Exercise directions:
The records below must be retyped exactly.

(Part of a data file)
.....

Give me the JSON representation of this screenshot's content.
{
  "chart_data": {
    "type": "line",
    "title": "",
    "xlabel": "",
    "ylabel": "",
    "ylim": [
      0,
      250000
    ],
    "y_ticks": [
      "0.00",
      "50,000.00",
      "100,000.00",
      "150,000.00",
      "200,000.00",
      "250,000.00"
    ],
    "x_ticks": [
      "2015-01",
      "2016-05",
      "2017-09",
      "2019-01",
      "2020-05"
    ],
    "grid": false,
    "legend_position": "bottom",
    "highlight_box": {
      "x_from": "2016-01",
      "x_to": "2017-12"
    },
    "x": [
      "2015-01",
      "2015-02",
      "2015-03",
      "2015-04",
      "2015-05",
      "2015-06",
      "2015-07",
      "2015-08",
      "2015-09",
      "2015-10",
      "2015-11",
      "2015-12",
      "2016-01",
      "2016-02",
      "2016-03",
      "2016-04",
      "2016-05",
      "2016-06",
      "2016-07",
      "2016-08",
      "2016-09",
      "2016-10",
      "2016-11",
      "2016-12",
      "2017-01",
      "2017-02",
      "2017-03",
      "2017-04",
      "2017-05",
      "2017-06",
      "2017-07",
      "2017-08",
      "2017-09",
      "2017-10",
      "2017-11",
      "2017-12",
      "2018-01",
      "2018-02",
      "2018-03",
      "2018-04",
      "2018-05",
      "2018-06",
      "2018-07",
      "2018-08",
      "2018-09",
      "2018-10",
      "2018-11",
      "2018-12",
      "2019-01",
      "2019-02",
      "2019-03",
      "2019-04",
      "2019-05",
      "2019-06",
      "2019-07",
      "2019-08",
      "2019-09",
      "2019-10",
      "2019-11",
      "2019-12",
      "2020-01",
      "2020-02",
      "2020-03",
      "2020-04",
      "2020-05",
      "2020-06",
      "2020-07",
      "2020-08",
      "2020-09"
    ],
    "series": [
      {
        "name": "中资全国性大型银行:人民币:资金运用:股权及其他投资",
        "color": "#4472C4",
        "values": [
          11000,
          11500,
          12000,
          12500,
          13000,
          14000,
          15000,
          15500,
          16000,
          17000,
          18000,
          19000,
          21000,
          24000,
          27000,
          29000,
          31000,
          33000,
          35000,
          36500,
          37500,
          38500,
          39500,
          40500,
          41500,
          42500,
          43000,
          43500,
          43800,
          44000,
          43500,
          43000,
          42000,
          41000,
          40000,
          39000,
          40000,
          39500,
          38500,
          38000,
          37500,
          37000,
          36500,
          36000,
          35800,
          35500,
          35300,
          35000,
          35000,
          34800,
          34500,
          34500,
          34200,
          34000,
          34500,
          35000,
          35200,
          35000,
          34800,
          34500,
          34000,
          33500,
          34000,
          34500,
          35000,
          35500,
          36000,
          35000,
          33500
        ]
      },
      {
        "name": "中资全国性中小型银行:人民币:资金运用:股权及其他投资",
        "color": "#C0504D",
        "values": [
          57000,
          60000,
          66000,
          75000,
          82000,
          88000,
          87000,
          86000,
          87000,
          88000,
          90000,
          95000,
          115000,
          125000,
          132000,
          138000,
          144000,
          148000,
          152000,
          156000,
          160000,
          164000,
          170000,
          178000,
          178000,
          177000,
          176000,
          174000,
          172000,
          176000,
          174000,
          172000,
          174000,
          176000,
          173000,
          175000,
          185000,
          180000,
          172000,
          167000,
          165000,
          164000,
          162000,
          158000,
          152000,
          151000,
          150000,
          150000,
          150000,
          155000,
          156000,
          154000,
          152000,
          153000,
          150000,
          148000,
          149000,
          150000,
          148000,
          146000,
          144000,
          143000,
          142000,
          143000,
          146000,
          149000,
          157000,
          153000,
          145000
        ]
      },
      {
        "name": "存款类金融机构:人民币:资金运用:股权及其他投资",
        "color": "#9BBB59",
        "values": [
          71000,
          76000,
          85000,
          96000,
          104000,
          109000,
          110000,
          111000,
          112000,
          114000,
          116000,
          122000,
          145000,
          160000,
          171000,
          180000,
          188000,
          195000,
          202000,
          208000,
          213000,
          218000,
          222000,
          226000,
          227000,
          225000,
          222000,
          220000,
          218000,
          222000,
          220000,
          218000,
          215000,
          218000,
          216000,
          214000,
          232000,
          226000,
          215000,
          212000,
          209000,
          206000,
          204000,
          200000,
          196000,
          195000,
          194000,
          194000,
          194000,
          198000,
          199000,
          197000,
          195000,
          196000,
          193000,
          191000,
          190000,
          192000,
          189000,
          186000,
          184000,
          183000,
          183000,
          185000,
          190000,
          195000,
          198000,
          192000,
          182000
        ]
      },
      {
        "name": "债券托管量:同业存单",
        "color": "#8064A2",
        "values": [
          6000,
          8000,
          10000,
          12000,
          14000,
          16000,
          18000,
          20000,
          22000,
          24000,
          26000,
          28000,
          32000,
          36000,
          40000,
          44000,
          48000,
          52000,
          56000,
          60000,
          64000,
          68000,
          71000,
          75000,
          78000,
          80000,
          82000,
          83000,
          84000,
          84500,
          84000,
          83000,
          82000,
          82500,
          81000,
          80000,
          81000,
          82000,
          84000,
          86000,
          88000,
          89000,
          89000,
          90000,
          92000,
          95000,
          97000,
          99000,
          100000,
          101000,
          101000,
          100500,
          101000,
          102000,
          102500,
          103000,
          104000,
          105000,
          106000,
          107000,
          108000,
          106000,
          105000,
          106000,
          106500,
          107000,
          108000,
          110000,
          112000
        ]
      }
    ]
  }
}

.....

Result:
Give me the JSON representation of this screenshot's content.
{
  "chart_data": {
    "type": "line",
    "title": "",
    "xlabel": "",
    "ylabel": "",
    "ylim": [
      0,
      250000
    ],
    "y_ticks": [
      "0.00",
      "50,000.00",
      "100,000.00",
      "150,000.00",
      "200,000.00",
      "250,000.00"
    ],
    "x_ticks": [
      "2015-01",
      "2016-05",
      "2017-09",
      "2019-01",
      "2020-05"
    ],
    "grid": false,
    "legend_position": "bottom",
    "highlight_box": {
      "x_from": "2016-01",
      "x_to": "2017-12"
    },
    "x": [
      "2015-01",
      "2015-02",
      "2015-03",
      "2015-04",
      "2015-05",
      "2015-06",
      "2015-07",
      "2015-08",
      "2015-09",
      "2015-10",
      "2015-11",
      "2015-12",
      "2016-01",
      "2016-02",
      "2016-03",
      "2016-04",
      "2016-05",
      "2016-06",
      "2016-07",
      "2016-08",
      "2016-09",
      "2016-10",
      "2016-11",
      "2016-12",
      "2017-01",
      "2017-02",
      "2017-03",
      "2017-04",
      "2017-05",
      "2017-06",
      "2017-07",
      "2017-08",
      "2017-09",
      "2017-10",
      "2017-11",
      "2017-12",
      "2018-01",
      "2018-02",
      "2018-03",
      "2018-04",
      "2018-05",
      "2018-06",
      "2018-07",
      "2018-08",
      "2018-09",
      "2018-10",
      "2018-11",
      "2018-12",
      "2019-01",
      "2019-02",
      "2019-03",
      "2019-04",
      "2019-05",
      "2019-06",
      "2019-07",
      "2019-08",
      "2019-09",
      "2019-10",
      "2019-11",
      "2019-12",
      "2020-01",
      "2020-02",
      "2020-03",
      "2020-04",
      "2020-05",
      "2020-06",
      "2020-07",
      "2020-08",
      "2020-09"
    ],
    "series": [
      {
        "name": "中资全国性大型银行:人民币:资金运用:股权及其他投资",
        "color": "#4472C4",
        "values": [
          11000,
          11500,
          12000,
          12500,
          13000,
          14000,
          15000,
          15500,
          16000,
          17000,
          18000,
          19000,
          21000,
          24000,
          27000,
          29000,
          31000,
          33000,
          35000,
          36500,
          37500,
          38500,
          39500,
          40500,
          41500,
          42500,
          43000,
          43500,
          43800,
          44000,
          43500,
          43000,
          42000,
          41000,
          40000,
          39000,
          40000,
          39500,
          38500,
          38000,
          37500,
          37000,
          36500,
          36000,
          35800,
          35500,
          35300,
          35000,
          35000,
          34800,
          34500,
          34500,
          34200,
          34000,
          34500,
          35000,
          35200,
          35000,
          34800,
          34500,
          34000,
          33500,
          34000,
          34500,
          35000,
          35500,
          36000,
          35000,
          33500
        ]
      },
      {
        "name": "中资全国性中小型银行:人民币:资金运用:股权及其他投资",
        "color": "#C0504D",
        "values": [
          57000,
          60000,
          66000,
          75000,
          82000,
          88000,
          87000,
          86000,
          87000,
          88000,
          90000,
          95000,
          115000,
          125000,
          132000,
          138000,
          144000,
          148000,
          152000,
          156000,
          160000,
          164000,
          170000,
          178000,
          178000,
          177000,
          176000,
          174000,
          172000,
          176000,
          174000,
          172000,
          174000,
          176000,
          173000,
          175000,
          185000,
          180000,
          172000,
          167000,
          165000,
          164000,
          162000,
          158000,
          152000,
          151000,
          150000,
          150000,
          150000,
          155000,
          156000,
          154000,
          152000,
          153000,
          150000,
          148000,
          149000,
          150000,
          148000,
          146000,
          144000,
          143000,
          142000,
          143000,
          146000,
          149000,
          157000,
          153000,
          145000
        ]
      },
      {
        "name": "存款类金融机构:人民币:资金运用:股权及其他投资",
        "color": "#9BBB59",
        "values": [
          71000,
          76000,
          85000,
          96000,
          104000,
          109000,
          110000,
          111000,
          112000,
          114000,
          116000,
          122000,
          145000,
          160000,
          171000,
          180000,
          188000,
          195000,
          202000,
          208000,
          213000,
          218000,
          222000,
          226000,
          227000,
          225000,
          222000,
          220000,
          218000,
          222000,
          220000,
          218000,
          215000,
          218000,
          216000,
          214000,
          232000,
          226000,
          215000,
          212000,
          209000,
          206000,
          204000,
          200000,
          196000,
          195000,
          194000,
          194000,
          194000,
          198000,
          199000,
          197000,
          195000,
          196000,
          193000,
          191000,
          190000,
          192000,
          189000,
          186000,
          184000,
          183000,
          183000,
          185000,
          190000,
          195000,
          198000,
          192000,
          182000
        ]
      },
      {
        "name": "债券托管量:同业存单",
        "color": "#8064A2",
        "values": [
          6000,
          8000,
          10000,
          12000,
          14000,
          16000,
          18000,
          20000,
          22000,
          24000,
          26000,
          28000,
          32000,
          36000,
          40000,
          44000,
          48000,
          52000,
          56000,
          60000,
          64000,
          68000,
          71000,
          75000,
          78000,
          80000,
          82000,
          83000,
          84000,
          84500,
          84000,
          83000,
          82000,
          82500,
          81000,
          80000,
          81000,
          82000,
          84000,
          86000,
          88000,
          89000,
          89000,
          90000,
          92000,
          95000,
          97000,
          99000,
          100000,
          101000,
          101000,
          100500,
          101000,
          102000,
          102500,
          103000,
          104000,
          105000,
          106000,
          107000,
          108000,
          106000,
          105000,
          106000,
          106500,
          107000,
          108000,
          110000,
          112000
        ]
      }
    ]
  }
}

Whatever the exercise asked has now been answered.